*** GIVEN INFORMATION ***

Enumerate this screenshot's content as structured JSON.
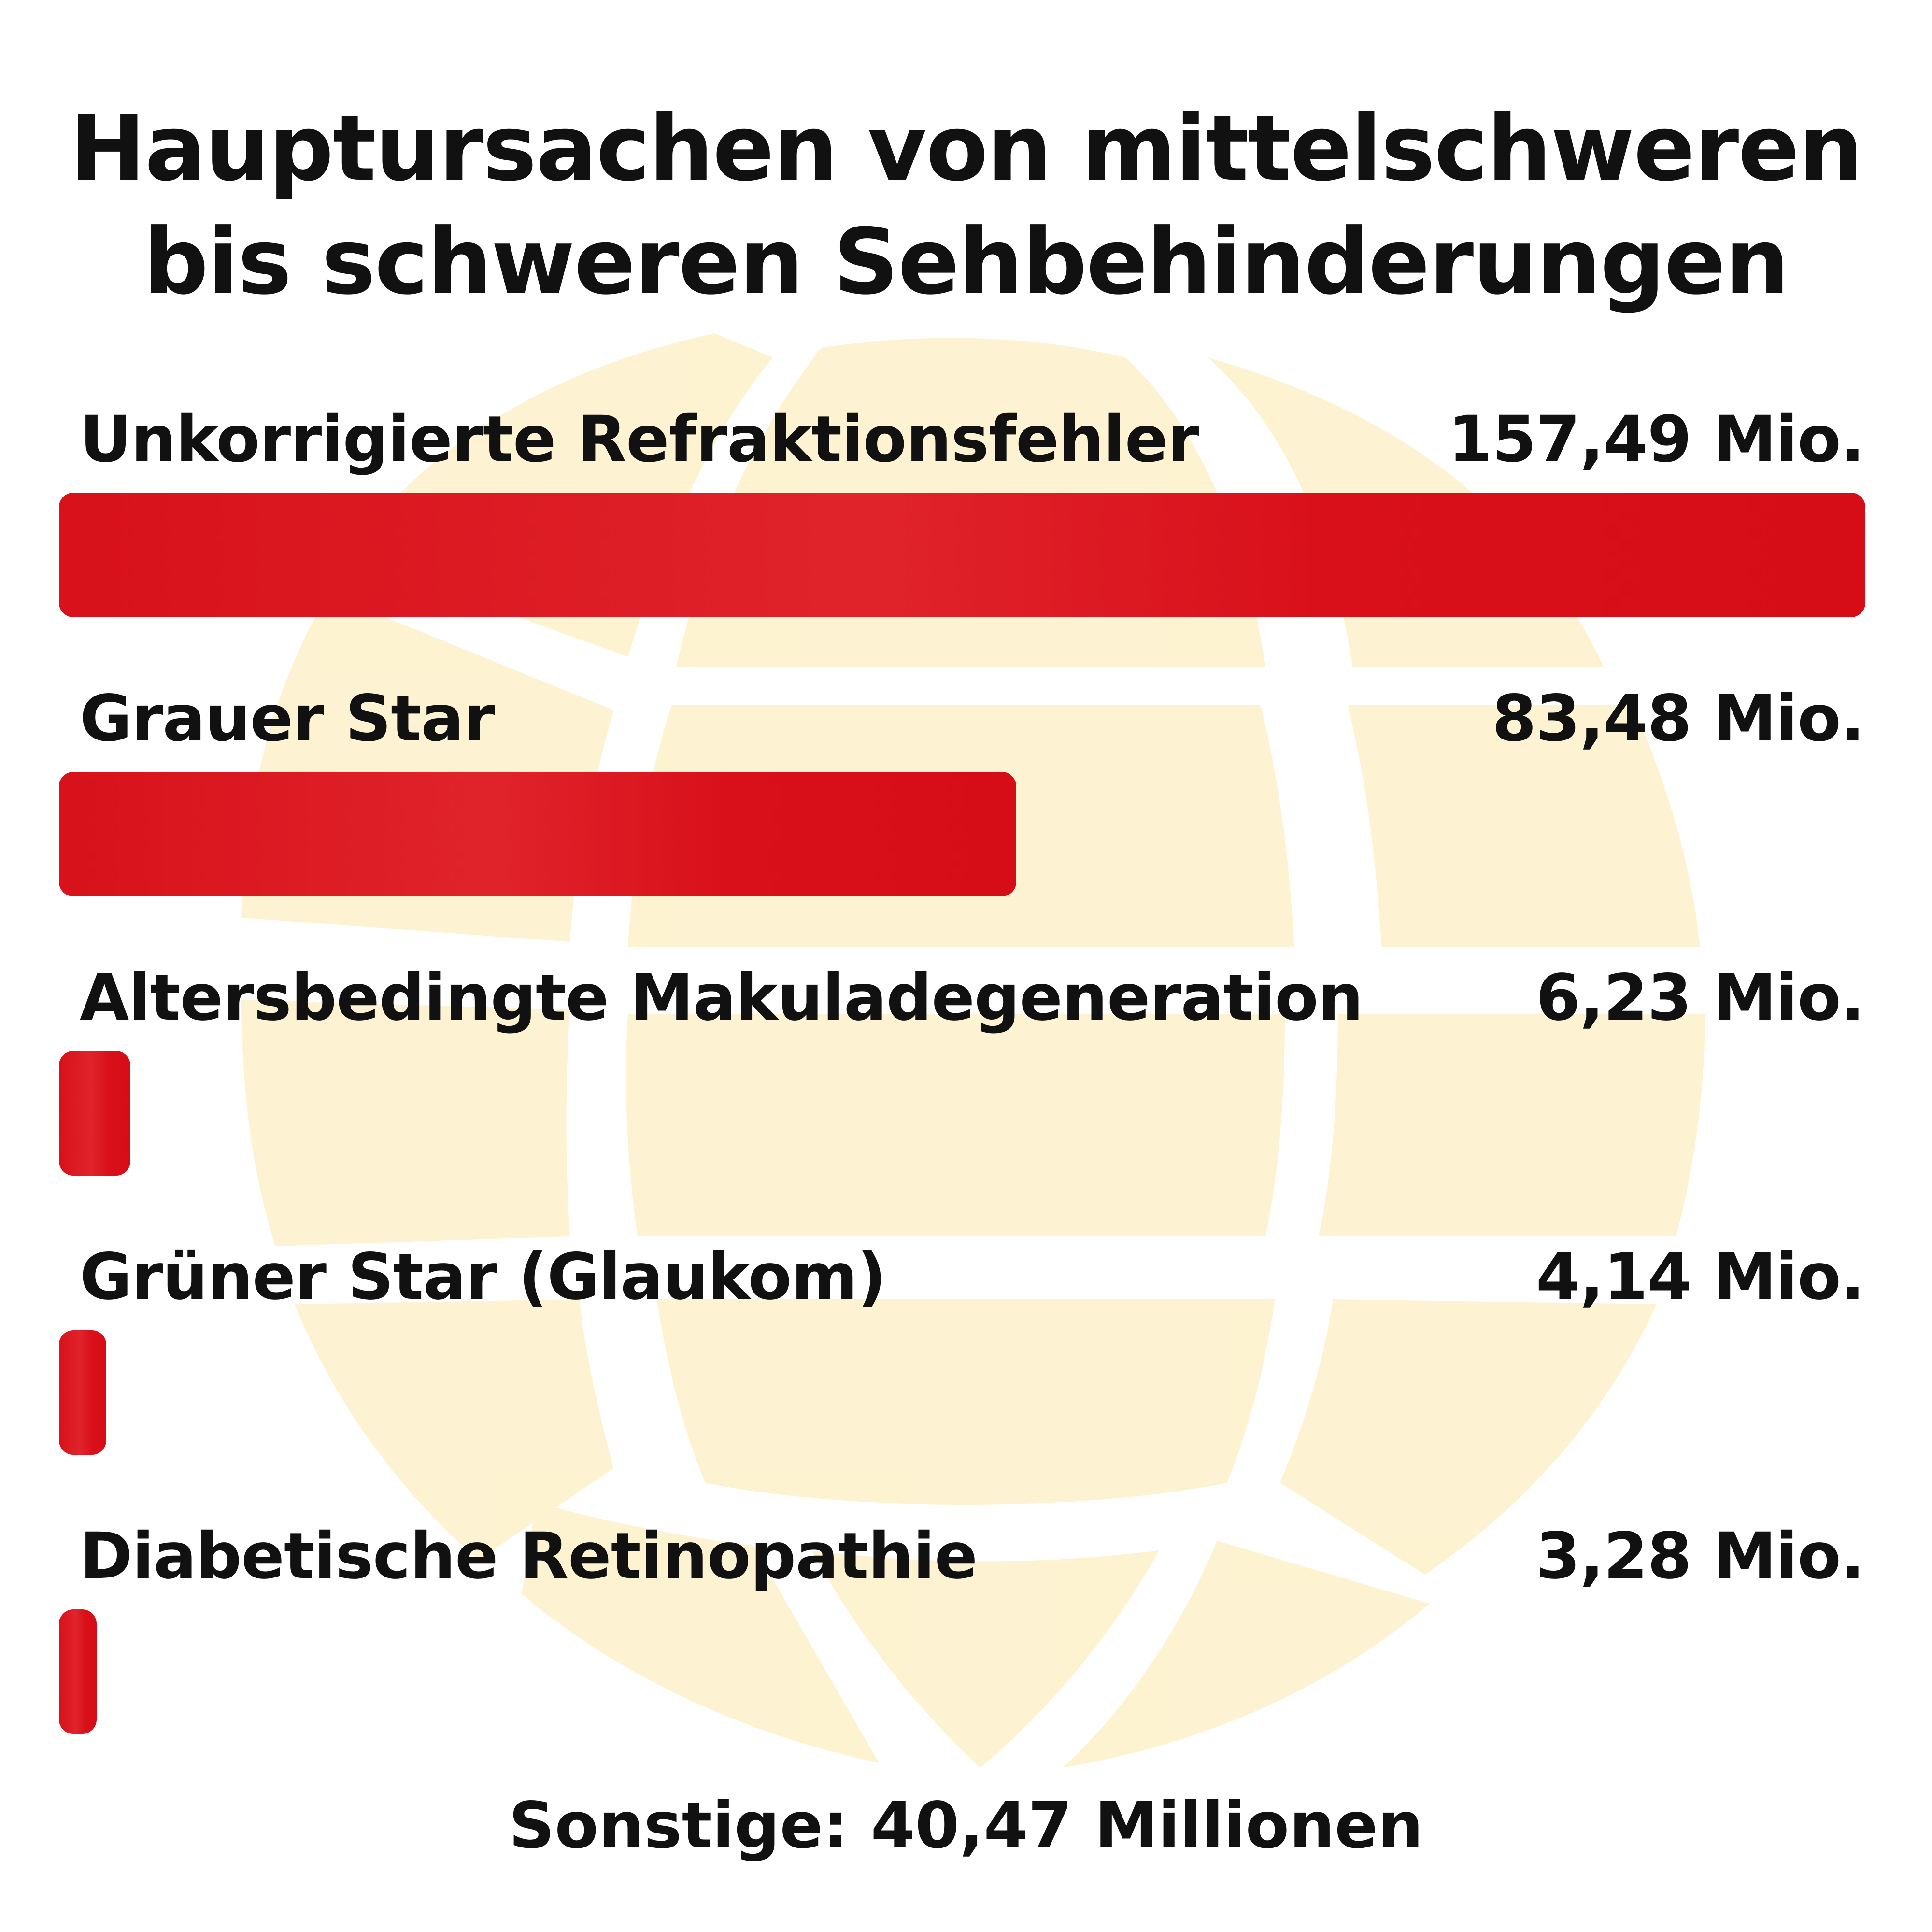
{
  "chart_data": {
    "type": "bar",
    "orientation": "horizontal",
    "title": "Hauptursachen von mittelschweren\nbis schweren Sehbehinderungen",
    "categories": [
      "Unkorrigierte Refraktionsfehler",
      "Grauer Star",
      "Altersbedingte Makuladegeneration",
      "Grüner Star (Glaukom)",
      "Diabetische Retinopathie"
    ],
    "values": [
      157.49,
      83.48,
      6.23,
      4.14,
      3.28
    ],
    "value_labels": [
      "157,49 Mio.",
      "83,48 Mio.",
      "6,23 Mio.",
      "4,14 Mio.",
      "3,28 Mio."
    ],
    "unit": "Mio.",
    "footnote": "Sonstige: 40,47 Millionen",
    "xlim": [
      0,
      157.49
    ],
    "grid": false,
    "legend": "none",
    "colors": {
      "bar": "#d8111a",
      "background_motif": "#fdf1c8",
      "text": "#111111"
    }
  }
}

***
*** GIVEN INFORMATION ***

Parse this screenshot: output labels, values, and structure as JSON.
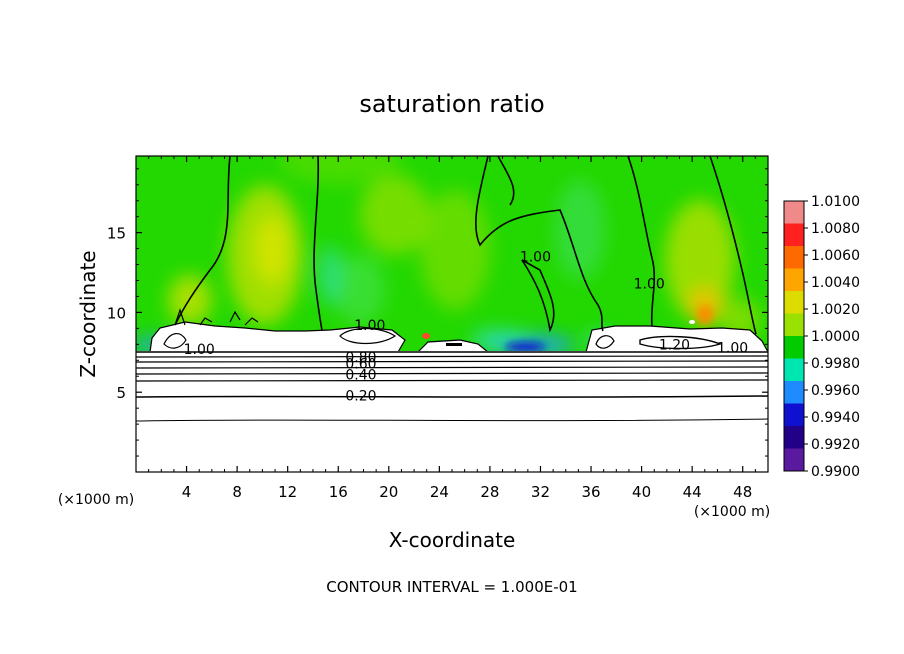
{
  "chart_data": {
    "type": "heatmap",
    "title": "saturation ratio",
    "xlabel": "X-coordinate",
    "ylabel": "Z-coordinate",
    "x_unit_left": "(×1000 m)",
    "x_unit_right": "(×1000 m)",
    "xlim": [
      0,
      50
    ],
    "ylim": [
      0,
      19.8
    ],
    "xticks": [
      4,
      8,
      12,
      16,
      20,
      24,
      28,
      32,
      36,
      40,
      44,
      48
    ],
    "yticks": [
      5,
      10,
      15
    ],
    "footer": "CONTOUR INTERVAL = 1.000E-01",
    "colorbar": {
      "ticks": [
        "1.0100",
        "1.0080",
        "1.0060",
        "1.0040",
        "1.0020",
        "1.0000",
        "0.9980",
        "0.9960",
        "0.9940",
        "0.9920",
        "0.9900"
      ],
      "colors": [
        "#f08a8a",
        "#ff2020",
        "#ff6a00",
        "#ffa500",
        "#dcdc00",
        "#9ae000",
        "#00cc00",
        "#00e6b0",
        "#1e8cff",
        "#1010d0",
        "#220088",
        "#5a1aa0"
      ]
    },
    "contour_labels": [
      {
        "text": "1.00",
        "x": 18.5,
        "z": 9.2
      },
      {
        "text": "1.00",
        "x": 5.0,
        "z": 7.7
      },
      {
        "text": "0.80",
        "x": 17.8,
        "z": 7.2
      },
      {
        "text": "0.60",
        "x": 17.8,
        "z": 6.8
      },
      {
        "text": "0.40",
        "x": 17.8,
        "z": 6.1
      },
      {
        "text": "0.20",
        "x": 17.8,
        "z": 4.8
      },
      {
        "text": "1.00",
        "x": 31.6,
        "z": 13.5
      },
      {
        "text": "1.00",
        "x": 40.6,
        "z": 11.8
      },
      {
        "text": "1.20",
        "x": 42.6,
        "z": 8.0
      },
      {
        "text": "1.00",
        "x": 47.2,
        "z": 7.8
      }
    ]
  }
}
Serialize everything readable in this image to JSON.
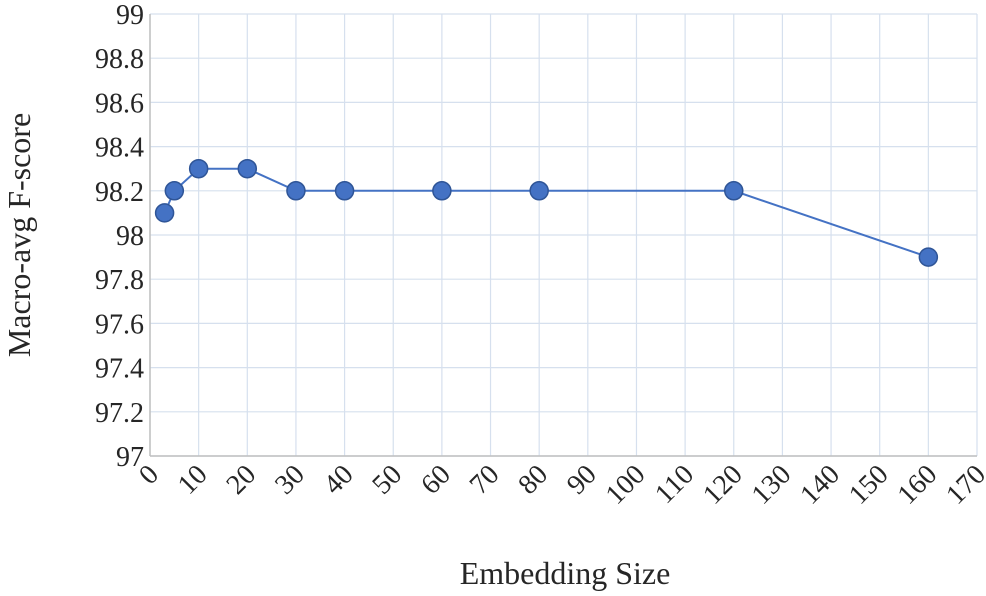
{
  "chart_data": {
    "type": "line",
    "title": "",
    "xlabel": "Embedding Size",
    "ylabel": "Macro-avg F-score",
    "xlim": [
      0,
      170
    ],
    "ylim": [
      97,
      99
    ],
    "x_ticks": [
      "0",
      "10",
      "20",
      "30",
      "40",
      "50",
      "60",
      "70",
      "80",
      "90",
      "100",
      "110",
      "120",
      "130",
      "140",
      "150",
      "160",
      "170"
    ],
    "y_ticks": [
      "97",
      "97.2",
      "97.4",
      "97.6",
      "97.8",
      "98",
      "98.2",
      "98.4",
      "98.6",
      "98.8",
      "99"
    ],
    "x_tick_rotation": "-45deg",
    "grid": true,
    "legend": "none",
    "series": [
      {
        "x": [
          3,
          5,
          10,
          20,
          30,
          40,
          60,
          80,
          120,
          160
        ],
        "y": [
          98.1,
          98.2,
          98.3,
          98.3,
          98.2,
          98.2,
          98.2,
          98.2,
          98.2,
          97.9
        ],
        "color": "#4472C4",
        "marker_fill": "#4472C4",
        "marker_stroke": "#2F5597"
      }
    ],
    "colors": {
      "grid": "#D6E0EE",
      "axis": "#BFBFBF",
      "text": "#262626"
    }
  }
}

***

> [THE TASK]
Gather all lines of the records that include the word "ylabel".

> [REPLY TO THE TASK]
    "ylabel": "Z-coordinate",
    "ylabel": "Macro-avg F-score",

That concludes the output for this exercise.